* **Problem to work on**:
Only a number is wanted: how many lines in the records below contain "down"?

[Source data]

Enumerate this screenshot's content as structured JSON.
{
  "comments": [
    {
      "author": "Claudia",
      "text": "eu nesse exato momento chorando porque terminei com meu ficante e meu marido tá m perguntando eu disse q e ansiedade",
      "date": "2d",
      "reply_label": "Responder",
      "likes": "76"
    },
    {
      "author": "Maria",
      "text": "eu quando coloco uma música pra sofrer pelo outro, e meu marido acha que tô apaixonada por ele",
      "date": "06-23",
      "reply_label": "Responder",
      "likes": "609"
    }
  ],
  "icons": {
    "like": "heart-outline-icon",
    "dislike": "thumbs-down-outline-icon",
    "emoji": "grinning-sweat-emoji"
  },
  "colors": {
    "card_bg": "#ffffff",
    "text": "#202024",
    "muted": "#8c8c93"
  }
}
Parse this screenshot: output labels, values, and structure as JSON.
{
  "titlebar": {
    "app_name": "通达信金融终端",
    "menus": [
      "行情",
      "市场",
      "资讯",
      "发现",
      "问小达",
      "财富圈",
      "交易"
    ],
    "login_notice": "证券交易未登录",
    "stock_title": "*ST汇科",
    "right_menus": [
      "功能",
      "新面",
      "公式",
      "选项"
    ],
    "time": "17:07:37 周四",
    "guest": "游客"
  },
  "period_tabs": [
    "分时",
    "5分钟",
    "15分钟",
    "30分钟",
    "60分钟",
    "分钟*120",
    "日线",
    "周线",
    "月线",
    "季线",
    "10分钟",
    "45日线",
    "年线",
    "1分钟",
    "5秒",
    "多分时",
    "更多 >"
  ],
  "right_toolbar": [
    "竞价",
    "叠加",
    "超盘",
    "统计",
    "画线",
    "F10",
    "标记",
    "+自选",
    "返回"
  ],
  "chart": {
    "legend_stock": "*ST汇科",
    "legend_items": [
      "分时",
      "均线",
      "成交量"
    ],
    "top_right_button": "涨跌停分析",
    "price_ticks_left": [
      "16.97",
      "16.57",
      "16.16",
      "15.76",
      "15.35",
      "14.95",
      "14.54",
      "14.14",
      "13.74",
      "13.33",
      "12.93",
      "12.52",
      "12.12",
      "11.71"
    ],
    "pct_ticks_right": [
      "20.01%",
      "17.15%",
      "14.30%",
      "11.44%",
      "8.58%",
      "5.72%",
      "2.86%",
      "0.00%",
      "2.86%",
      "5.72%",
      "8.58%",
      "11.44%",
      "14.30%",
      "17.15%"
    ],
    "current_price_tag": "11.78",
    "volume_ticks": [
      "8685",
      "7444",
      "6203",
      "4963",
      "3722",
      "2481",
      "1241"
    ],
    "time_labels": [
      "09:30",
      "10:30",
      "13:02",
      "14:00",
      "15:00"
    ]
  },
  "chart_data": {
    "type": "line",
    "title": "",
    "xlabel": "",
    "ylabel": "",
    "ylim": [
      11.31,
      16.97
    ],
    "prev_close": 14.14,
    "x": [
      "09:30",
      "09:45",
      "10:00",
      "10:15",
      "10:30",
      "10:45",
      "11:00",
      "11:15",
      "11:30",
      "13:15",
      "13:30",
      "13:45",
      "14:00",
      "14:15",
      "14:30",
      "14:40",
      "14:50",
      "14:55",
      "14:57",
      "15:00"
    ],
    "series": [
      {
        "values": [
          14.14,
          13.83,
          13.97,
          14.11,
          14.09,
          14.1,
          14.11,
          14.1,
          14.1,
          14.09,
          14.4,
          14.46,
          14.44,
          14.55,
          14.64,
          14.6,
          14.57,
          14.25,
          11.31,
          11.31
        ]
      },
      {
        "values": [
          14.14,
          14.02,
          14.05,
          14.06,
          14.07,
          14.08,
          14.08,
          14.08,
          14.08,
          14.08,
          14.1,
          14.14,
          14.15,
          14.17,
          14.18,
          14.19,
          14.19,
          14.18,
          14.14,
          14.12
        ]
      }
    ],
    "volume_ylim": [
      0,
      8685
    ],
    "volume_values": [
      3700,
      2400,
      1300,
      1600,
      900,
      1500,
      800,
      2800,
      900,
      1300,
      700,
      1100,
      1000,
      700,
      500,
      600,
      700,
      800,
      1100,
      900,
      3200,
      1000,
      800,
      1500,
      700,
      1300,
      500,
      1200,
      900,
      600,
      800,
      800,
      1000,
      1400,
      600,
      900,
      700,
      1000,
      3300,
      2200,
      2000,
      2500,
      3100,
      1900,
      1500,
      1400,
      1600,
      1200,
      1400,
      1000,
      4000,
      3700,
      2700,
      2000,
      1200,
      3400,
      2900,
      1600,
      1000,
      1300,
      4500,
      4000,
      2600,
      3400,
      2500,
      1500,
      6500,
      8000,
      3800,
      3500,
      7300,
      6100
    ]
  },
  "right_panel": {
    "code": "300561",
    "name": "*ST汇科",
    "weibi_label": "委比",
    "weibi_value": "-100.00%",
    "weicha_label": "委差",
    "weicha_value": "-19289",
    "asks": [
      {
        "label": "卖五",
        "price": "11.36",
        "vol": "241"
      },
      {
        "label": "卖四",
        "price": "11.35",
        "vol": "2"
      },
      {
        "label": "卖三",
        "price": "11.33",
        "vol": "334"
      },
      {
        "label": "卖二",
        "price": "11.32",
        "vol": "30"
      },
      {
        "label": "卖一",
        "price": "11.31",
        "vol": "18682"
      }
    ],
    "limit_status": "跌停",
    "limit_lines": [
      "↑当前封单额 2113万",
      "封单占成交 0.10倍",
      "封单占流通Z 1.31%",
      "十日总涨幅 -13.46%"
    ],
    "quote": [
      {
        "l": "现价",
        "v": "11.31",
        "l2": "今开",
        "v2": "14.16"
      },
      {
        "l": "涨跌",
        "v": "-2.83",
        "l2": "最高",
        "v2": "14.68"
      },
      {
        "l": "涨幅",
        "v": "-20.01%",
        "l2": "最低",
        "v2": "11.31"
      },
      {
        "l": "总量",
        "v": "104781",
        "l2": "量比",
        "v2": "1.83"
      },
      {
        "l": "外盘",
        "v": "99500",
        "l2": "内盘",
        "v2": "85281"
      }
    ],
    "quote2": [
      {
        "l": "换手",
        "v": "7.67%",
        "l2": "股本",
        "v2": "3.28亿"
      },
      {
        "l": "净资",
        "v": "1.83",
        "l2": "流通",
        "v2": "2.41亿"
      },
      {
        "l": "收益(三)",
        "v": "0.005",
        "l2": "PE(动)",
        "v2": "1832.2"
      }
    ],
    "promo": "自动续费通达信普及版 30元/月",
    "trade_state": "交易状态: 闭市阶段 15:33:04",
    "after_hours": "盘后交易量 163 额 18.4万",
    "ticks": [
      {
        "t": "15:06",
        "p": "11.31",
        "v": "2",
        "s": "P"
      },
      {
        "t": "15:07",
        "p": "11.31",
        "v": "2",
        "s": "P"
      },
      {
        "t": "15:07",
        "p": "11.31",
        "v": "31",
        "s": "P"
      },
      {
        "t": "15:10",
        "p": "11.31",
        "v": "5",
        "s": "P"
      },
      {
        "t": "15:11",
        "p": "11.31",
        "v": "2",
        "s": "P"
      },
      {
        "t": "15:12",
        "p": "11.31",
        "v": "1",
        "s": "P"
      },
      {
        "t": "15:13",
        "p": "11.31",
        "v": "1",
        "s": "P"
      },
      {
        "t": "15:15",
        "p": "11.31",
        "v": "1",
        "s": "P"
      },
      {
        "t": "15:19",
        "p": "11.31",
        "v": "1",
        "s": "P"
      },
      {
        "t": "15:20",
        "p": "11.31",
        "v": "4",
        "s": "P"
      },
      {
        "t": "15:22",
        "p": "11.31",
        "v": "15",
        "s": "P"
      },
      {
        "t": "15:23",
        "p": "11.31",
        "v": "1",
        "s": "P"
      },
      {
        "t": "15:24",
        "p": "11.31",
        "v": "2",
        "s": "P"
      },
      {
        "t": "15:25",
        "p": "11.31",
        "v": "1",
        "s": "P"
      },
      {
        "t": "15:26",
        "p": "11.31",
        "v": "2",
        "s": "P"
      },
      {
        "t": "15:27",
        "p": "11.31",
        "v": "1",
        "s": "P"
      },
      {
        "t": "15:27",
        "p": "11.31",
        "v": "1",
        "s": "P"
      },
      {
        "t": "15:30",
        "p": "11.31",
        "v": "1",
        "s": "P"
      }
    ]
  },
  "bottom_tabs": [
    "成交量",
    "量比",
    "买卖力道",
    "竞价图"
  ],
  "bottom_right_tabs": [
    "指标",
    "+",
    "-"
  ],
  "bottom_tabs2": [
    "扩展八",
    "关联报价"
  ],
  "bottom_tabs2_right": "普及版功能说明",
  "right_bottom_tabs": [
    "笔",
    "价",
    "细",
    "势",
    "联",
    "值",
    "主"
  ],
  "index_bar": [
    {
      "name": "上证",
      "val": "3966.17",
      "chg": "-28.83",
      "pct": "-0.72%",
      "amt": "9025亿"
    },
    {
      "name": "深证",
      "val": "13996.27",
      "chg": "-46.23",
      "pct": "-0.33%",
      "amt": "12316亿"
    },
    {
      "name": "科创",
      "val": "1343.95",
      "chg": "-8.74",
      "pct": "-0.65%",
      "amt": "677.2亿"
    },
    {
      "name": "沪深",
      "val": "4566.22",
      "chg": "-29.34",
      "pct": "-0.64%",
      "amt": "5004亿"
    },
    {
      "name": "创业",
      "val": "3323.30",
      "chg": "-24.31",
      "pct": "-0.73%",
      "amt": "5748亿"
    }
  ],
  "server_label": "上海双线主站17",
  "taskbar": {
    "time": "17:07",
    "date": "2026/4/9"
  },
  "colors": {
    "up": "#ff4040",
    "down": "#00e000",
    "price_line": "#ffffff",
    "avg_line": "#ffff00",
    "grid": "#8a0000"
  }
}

* **Output for this task**:
2